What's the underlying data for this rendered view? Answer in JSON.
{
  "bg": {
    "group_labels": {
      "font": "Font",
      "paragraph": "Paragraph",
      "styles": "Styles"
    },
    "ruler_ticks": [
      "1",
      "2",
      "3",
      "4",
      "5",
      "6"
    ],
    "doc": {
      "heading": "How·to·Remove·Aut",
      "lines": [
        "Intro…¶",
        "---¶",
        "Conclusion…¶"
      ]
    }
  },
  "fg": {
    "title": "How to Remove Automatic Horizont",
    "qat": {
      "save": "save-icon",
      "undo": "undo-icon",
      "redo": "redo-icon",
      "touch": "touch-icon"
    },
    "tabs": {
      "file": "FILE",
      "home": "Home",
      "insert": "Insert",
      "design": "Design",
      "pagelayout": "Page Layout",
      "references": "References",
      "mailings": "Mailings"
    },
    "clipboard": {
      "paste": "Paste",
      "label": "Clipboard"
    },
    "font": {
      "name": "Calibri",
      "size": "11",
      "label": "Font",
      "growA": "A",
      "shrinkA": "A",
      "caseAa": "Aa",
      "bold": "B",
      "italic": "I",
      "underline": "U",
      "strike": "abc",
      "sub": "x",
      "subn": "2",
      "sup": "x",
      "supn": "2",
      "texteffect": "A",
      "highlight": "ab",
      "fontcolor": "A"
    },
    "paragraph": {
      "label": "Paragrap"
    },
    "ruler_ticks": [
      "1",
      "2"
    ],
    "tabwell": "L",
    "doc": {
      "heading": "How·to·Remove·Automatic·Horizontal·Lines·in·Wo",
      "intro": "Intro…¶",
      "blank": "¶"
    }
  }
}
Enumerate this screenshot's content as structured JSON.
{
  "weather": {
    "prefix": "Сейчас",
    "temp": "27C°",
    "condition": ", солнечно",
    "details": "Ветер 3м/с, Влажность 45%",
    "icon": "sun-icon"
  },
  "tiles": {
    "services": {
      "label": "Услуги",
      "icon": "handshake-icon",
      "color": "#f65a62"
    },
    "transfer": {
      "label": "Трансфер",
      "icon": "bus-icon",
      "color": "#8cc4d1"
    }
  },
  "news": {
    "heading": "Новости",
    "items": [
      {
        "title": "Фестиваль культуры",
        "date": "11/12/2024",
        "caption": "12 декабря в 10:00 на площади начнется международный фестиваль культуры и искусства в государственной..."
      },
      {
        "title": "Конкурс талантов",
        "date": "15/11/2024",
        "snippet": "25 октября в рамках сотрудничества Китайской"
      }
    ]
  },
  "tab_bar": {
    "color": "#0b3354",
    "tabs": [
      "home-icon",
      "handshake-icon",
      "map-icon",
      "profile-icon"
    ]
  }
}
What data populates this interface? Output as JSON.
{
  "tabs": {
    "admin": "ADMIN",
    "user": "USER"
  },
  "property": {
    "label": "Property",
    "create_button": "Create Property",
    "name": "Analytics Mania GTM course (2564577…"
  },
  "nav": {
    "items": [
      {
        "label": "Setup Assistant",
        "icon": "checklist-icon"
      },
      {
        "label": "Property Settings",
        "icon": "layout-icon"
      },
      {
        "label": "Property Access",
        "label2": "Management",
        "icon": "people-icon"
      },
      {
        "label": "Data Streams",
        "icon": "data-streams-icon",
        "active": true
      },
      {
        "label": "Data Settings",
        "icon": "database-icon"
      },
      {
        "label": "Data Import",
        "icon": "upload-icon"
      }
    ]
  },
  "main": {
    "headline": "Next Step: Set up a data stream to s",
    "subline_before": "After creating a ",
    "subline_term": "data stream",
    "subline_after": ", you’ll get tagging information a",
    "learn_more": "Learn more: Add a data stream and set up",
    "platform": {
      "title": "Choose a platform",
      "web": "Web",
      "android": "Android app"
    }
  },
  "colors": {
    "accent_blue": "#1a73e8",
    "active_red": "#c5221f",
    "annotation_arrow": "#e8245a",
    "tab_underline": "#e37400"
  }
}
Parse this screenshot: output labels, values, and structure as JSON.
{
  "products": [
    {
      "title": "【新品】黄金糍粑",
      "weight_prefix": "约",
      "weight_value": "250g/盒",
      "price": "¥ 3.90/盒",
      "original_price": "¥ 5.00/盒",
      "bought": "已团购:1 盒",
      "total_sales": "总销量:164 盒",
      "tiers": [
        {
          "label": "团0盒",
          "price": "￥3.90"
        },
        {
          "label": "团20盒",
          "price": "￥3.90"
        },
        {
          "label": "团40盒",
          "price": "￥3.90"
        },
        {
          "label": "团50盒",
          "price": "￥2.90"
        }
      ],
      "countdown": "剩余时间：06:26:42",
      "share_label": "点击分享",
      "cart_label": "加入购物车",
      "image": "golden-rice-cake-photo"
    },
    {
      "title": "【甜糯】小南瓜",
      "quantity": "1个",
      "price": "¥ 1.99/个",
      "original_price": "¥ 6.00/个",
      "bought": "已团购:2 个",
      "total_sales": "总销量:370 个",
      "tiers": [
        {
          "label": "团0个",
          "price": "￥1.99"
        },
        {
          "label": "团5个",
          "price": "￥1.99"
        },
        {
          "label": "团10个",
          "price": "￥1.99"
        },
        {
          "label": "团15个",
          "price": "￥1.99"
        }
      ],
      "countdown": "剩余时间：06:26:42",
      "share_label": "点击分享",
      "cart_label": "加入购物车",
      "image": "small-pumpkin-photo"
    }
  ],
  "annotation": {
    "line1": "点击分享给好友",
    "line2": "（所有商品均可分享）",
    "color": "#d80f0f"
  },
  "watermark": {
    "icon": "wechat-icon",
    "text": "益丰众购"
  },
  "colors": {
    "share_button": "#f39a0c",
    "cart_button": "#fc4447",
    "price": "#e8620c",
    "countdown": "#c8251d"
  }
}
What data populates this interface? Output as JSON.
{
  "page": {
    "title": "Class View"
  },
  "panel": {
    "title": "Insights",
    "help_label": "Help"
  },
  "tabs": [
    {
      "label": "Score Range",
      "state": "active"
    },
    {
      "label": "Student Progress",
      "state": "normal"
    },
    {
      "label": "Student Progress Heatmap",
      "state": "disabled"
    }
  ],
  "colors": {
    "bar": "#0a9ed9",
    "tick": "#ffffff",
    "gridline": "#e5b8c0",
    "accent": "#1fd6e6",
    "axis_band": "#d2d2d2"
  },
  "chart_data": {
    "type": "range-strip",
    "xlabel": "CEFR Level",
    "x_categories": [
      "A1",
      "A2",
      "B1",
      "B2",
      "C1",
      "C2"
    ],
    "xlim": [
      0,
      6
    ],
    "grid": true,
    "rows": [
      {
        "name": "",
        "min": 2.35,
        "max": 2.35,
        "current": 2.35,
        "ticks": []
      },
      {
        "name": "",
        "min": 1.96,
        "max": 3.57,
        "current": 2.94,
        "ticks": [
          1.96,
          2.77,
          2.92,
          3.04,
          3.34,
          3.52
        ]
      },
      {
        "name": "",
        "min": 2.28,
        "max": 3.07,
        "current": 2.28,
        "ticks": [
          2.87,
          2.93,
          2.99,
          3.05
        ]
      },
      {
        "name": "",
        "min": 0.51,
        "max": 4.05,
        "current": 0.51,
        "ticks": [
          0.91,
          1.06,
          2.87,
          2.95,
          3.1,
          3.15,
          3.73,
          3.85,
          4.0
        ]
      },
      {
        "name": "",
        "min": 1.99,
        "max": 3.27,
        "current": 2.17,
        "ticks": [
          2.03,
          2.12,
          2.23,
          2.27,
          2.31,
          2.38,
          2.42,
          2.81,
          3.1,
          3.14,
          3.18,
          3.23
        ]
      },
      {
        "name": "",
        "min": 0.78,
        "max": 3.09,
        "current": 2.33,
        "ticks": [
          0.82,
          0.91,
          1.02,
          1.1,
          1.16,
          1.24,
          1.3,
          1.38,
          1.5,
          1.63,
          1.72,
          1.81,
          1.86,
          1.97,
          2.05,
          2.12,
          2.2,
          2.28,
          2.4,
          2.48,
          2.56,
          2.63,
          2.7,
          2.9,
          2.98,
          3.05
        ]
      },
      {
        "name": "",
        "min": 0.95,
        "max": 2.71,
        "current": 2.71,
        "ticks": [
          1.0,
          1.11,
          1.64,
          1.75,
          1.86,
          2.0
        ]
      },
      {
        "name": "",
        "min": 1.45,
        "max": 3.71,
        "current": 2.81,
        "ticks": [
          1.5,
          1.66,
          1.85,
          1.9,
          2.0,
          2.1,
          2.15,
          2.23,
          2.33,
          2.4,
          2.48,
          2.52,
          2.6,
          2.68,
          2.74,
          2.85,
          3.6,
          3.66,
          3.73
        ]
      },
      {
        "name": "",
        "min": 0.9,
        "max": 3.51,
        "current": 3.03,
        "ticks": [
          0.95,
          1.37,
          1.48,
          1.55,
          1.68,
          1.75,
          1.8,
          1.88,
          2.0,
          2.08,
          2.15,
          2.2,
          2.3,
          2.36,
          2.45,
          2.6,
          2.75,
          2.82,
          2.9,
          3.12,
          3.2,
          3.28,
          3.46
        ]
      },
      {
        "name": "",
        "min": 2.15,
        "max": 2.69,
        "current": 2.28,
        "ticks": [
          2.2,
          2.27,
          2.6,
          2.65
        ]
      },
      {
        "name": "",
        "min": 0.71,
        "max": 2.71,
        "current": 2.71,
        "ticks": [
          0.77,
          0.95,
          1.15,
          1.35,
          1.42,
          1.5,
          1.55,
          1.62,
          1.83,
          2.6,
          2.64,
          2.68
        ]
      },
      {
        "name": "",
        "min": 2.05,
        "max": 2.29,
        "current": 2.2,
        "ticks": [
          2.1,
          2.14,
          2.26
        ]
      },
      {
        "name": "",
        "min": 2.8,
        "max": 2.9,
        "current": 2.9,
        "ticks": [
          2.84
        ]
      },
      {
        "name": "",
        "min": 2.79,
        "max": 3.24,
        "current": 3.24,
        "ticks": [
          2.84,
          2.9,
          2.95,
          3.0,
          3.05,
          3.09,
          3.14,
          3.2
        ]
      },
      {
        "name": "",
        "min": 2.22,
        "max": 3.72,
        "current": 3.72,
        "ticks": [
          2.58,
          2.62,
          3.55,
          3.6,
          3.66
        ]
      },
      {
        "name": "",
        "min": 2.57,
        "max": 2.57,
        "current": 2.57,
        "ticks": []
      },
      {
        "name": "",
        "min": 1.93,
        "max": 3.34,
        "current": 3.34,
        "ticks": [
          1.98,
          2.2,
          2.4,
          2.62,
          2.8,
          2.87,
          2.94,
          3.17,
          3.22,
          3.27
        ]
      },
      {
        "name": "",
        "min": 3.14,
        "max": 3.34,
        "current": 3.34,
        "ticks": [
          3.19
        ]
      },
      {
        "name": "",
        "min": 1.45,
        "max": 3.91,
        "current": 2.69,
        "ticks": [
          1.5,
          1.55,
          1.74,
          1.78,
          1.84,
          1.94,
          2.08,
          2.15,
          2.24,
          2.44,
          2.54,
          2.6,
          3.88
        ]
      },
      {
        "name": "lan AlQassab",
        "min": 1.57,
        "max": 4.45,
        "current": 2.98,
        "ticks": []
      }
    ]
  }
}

# # #

WHAT YOU WILL DO:
Within the listing above, copy each line that has the string "photo".

THE OUTPUT:
      "image": "golden-rice-cake-photo"
      "image": "small-pumpkin-photo"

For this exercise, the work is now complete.